▶ Your task
Exactly as written, please set down all of the entries again, with no pictures.

▶ Provided data

+-------+

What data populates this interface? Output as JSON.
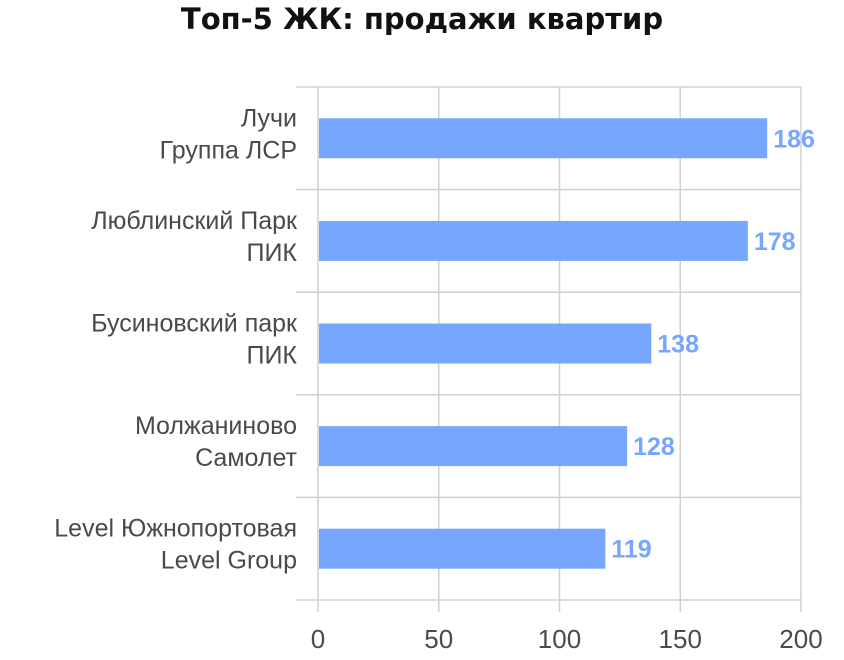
{
  "chart_data": {
    "type": "bar",
    "orientation": "horizontal",
    "title": "Топ-5 ЖК: продажи квартир",
    "categories": [
      [
        "Лучи",
        "Группа ЛСР"
      ],
      [
        "Люблинский Парк",
        "ПИК"
      ],
      [
        "Бусиновский парк",
        "ПИК"
      ],
      [
        "Молжаниново",
        "Самолет"
      ],
      [
        "Level Южнопортовая",
        "Level Group"
      ]
    ],
    "values": [
      186,
      178,
      138,
      128,
      119
    ],
    "data_labels": [
      "186",
      "178",
      "138",
      "128",
      "119"
    ],
    "xlim": [
      0,
      200
    ],
    "x_ticks": [
      0,
      50,
      100,
      150,
      200
    ],
    "x_tick_labels": [
      "0",
      "50",
      "100",
      "150",
      "200"
    ],
    "grid": true,
    "legend": "none",
    "bar_color": "#77a6ff",
    "data_label_color": "#77a6ff"
  }
}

+-------+

▶ Expected output
What data populates this interface? Output as JSON.
{
  "chart_data": {
    "type": "bar",
    "orientation": "horizontal",
    "title": "Топ-5 ЖК: продажи квартир",
    "categories": [
      [
        "Лучи",
        "Группа ЛСР"
      ],
      [
        "Люблинский Парк",
        "ПИК"
      ],
      [
        "Бусиновский парк",
        "ПИК"
      ],
      [
        "Молжаниново",
        "Самолет"
      ],
      [
        "Level Южнопортовая",
        "Level Group"
      ]
    ],
    "values": [
      186,
      178,
      138,
      128,
      119
    ],
    "data_labels": [
      "186",
      "178",
      "138",
      "128",
      "119"
    ],
    "xlim": [
      0,
      200
    ],
    "x_ticks": [
      0,
      50,
      100,
      150,
      200
    ],
    "x_tick_labels": [
      "0",
      "50",
      "100",
      "150",
      "200"
    ],
    "grid": true,
    "legend": "none",
    "bar_color": "#77a6ff",
    "data_label_color": "#77a6ff"
  }
}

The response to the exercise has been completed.